Copy out all lines in the data below containing the string "tarve".

# # #

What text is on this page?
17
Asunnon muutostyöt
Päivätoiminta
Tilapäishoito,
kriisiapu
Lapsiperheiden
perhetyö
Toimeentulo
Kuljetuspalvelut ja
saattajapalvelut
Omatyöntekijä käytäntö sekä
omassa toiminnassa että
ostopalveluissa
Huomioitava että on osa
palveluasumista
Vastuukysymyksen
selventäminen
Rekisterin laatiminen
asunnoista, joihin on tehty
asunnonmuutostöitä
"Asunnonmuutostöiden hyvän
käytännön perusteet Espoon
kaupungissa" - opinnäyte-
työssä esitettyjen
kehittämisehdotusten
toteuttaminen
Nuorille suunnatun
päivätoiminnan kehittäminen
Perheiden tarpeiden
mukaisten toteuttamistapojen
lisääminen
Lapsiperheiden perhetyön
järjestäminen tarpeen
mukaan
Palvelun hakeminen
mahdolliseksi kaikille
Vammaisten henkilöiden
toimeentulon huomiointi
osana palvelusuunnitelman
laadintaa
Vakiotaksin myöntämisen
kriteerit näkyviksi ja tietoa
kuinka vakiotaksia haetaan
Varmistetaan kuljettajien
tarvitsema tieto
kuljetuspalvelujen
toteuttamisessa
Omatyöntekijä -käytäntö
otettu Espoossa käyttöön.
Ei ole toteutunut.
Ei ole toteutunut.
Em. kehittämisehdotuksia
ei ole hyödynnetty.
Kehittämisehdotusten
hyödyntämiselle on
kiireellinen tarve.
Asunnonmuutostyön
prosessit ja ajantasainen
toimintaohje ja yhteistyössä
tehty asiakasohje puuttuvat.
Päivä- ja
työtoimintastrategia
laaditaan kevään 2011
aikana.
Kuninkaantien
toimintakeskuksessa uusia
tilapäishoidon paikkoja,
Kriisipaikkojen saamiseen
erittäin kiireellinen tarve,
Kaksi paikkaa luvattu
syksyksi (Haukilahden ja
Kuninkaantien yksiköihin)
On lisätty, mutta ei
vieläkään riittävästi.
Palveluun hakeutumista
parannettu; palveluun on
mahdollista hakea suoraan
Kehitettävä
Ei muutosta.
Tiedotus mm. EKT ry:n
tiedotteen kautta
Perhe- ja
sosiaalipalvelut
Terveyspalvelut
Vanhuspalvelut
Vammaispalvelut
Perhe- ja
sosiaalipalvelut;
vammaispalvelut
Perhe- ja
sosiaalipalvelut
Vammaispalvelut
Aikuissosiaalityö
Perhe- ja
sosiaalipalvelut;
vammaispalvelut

# # #

> [EXPECTED ANSWER]:
kiireellinen tarve.
erittäin kiireellinen tarve,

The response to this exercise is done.